[Written request]
Go through the listing below and gather every line with the word "авокадо".

[Record set]
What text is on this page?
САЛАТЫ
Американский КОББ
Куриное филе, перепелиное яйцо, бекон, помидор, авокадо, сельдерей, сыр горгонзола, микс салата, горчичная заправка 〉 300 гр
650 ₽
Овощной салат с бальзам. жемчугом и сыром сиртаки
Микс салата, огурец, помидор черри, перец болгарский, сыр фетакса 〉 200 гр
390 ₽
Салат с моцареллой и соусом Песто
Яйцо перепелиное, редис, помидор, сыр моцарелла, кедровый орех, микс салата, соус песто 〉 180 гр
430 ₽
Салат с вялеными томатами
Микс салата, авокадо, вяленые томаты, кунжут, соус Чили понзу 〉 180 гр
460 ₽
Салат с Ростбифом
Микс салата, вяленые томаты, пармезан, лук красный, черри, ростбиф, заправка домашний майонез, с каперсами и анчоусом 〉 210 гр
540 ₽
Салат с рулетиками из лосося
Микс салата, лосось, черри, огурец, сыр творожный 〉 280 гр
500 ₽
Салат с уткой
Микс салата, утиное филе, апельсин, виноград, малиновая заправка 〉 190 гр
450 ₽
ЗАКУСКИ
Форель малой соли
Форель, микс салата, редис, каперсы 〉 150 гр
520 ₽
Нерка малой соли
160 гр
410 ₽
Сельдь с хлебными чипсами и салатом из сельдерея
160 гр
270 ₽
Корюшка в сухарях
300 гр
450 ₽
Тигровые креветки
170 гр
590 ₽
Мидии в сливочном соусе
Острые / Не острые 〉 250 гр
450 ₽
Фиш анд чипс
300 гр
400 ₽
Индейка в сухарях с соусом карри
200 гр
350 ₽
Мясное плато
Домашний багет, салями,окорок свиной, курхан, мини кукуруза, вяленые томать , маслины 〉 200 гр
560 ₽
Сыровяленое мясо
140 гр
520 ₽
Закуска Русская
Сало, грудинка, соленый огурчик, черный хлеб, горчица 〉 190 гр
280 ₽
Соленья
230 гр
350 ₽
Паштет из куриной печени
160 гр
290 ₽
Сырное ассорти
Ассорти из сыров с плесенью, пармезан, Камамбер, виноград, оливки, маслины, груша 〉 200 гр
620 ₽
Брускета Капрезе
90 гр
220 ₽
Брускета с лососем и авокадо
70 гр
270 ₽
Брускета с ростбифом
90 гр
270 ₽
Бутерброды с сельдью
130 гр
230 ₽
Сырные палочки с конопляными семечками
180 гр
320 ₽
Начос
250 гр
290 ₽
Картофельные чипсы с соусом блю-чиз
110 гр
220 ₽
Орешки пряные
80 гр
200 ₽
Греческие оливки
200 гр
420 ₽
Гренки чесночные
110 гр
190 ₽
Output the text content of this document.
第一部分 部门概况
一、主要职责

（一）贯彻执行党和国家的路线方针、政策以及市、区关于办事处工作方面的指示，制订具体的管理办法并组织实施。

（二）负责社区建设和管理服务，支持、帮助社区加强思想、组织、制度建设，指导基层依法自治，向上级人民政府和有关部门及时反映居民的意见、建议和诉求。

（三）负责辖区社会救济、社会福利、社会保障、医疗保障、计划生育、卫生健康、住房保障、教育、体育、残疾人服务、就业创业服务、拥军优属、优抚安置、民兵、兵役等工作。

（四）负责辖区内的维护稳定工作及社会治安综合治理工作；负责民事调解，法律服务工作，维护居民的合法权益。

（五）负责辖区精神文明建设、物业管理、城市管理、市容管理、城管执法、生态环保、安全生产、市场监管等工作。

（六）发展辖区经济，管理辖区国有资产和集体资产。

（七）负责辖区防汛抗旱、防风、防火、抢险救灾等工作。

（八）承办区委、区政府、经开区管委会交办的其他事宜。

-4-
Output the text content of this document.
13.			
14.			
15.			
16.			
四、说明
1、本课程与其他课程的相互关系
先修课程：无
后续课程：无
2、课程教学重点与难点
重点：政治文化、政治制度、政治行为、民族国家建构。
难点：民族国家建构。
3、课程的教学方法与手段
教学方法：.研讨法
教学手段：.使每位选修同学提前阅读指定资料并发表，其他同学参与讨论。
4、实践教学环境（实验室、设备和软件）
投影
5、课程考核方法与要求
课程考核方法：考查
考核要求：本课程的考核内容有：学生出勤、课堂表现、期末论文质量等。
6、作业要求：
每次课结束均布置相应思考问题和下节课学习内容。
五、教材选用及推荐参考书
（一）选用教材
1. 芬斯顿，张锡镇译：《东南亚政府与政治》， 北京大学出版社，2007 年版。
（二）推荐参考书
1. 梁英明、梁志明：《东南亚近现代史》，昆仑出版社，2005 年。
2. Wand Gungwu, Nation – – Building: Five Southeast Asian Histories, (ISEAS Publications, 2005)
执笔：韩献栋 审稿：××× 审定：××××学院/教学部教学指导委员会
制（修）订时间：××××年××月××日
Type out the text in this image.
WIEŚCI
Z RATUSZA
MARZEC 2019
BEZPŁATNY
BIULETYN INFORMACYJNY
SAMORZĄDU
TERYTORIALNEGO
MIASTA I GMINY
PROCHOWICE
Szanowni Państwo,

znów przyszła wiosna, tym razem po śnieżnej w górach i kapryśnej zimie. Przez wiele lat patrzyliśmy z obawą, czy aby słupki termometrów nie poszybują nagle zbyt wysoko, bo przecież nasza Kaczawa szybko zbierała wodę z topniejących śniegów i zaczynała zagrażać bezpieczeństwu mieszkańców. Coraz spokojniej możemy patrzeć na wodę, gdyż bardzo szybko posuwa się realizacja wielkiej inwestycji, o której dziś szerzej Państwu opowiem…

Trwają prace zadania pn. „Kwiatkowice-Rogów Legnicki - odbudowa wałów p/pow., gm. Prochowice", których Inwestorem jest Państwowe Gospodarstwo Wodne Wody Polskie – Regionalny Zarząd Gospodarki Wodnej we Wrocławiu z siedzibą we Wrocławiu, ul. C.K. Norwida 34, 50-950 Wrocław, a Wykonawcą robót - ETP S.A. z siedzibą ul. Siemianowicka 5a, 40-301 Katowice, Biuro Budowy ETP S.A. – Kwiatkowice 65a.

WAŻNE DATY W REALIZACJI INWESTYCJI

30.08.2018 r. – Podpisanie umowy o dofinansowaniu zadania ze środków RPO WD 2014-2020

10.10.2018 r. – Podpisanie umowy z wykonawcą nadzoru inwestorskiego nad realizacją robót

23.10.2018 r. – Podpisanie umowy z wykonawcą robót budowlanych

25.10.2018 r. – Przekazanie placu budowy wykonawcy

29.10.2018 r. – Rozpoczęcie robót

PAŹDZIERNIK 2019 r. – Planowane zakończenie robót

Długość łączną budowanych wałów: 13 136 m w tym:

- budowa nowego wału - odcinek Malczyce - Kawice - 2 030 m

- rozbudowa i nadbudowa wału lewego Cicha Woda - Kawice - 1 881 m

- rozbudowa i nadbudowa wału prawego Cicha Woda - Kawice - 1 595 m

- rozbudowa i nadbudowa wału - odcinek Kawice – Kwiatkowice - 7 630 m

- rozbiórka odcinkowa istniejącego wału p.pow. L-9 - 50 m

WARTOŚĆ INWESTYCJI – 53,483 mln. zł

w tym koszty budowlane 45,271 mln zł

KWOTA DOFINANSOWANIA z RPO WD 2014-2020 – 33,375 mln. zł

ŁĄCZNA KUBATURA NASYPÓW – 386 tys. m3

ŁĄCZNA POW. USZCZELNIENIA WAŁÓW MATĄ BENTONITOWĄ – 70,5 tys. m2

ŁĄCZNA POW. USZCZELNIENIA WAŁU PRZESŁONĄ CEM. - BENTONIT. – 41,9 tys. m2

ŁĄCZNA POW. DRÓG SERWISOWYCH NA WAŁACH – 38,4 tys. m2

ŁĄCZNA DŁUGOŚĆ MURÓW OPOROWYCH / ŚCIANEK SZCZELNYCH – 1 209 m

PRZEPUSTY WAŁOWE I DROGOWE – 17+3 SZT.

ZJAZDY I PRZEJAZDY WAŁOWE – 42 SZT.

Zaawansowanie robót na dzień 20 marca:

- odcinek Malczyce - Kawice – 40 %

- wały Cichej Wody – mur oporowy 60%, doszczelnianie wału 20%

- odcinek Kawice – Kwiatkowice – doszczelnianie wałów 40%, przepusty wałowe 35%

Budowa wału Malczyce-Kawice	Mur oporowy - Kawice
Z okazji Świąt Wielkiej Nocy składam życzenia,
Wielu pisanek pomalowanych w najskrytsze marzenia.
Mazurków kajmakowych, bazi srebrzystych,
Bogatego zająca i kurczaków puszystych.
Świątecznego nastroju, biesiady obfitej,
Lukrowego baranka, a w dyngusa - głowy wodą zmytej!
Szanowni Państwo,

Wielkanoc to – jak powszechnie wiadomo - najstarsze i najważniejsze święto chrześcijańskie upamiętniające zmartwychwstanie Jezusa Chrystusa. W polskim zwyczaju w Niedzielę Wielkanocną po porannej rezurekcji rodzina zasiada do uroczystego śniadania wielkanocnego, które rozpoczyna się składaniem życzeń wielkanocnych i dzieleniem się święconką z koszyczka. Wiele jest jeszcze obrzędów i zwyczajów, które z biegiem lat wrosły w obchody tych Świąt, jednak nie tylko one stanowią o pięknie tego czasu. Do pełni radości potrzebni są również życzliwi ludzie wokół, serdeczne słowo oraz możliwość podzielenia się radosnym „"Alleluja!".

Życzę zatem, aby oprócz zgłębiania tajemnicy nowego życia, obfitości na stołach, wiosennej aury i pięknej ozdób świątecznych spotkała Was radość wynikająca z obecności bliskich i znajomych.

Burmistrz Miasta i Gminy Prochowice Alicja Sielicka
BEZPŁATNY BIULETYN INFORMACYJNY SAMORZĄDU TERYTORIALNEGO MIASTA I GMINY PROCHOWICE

[Solution to this exercise]
Куриное филе, перепелиное яйцо, бекон, помидор, авокадо, сельдерей, сыр горгонзола, микс салата, горчичная заправка 〉 300 гр
Микс салата, авокадо, вяленые томаты, кунжут, соус Чили понзу 〉 180 гр
Брускета с лососем и авокадо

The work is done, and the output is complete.